[Dataset entries]
--------------------

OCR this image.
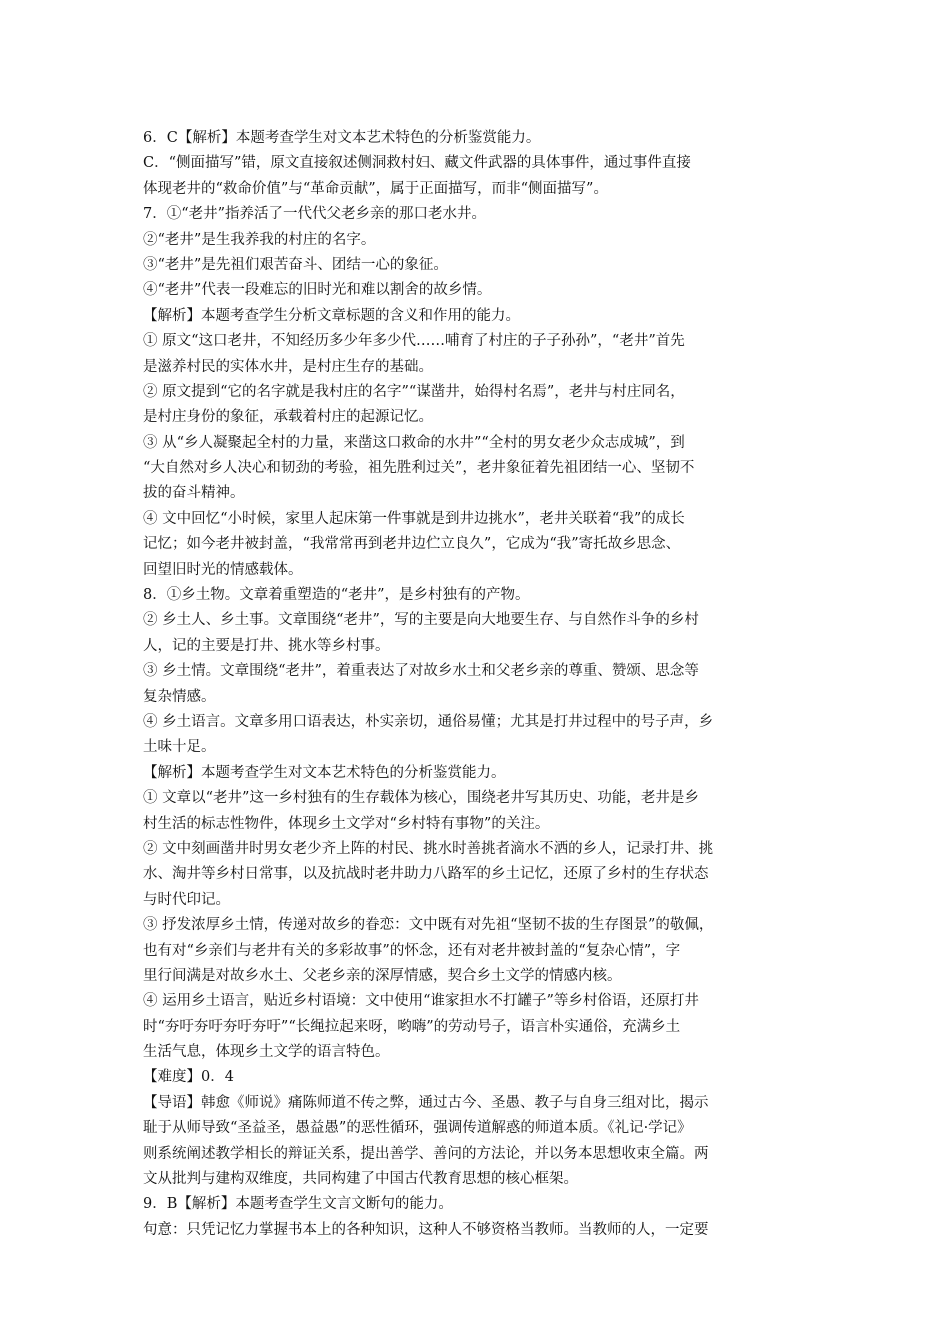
6．C【解析】本题考查学生对文本艺术特色的分析鉴赏能力。
C．“侧面描写”错，原文直接叙述侧洞救村妇、藏文件武器的具体事件，通过事件直接
体现老井的“救命价值”与“革命贡献”，属于正面描写，而非“侧面描写”。
7．①“老井”指养活了一代代父老乡亲的那口老水井。
②“老井”是生我养我的村庄的名字。
③“老井”是先祖们艰苦奋斗、团结一心的象征。
④“老井”代表一段难忘的旧时光和难以割舍的故乡情。
【解析】本题考查学生分析文章标题的含义和作用的能力。
① 原文“这口老井，不知经历多少年多少代……哺育了村庄的子子孙孙”，“老井”首先
是滋养村民的实体水井，是村庄生存的基础。
② 原文提到“它的名字就是我村庄的名字”“谋凿井，始得村名焉”，老井与村庄同名，
是村庄身份的象征，承载着村庄的起源记忆。
③ 从“乡人凝聚起全村的力量，来凿这口救命的水井”“全村的男女老少众志成城”，到
“大自然对乡人决心和韧劲的考验，祖先胜利过关”，老井象征着先祖团结一心、坚韧不
拔的奋斗精神。
④ 文中回忆“小时候，家里人起床第一件事就是到井边挑水”，老井关联着“我”的成长
记忆；如今老井被封盖，“我常常再到老井边伫立良久”，它成为“我”寄托故乡思念、
回望旧时光的情感载体。
8．①乡土物。文章着重塑造的“老井”，是乡村独有的产物。
② 乡土人、乡土事。文章围绕“老井”，写的主要是向大地要生存、与自然作斗争的乡村
人，记的主要是打井、挑水等乡村事。
③ 乡土情。文章围绕“老井”，着重表达了对故乡水土和父老乡亲的尊重、赞颂、思念等
复杂情感。
④ 乡土语言。文章多用口语表达，朴实亲切，通俗易懂；尤其是打井过程中的号子声，乡
土味十足。
【解析】本题考查学生对文本艺术特色的分析鉴赏能力。
① 文章以“老井”这一乡村独有的生存载体为核心，围绕老井写其历史、功能，老井是乡
村生活的标志性物件，体现乡土文学对“乡村特有事物”的关注。
② 文中刻画凿井时男女老少齐上阵的村民、挑水时善挑者滴水不洒的乡人，记录打井、挑
水、淘井等乡村日常事，以及抗战时老井助力八路军的乡土记忆，还原了乡村的生存状态
与时代印记。
③ 抒发浓厚乡土情，传递对故乡的眷恋：文中既有对先祖“坚韧不拔的生存图景”的敬佩，
也有对“乡亲们与老井有关的多彩故事”的怀念，还有对老井被封盖的“复杂心情”，字
里行间满是对故乡水土、父老乡亲的深厚情感，契合乡土文学的情感内核。
④ 运用乡土语言，贴近乡村语境：文中使用“谁家担水不打罐子”等乡村俗语，还原打井
时“夯吁夯吁夯吁夯吁”“长绳拉起来呀，哟嗨”的劳动号子，语言朴实通俗，充满乡土
生活气息，体现乡土文学的语言特色。
【难度】0．4
【导语】韩愈《师说》痛陈师道不传之弊，通过古今、圣愚、教子与自身三组对比，揭示
耻于从师导致“圣益圣，愚益愚”的恶性循环，强调传道解惑的师道本质。《礼记·学记》
则系统阐述教学相长的辩证关系，提出善学、善问的方法论，并以务本思想收束全篇。两
文从批判与建构双维度，共同构建了中国古代教育思想的核心框架。
9．B【解析】本题考查学生文言文断句的能力。
句意：只凭记忆力掌握书本上的各种知识，这种人不够资格当教师。当教师的人，一定要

--------------------

» Required task: Determine the number of lines in these entries that contain the word "侧面描写", and write only that number.

» Task answer: 2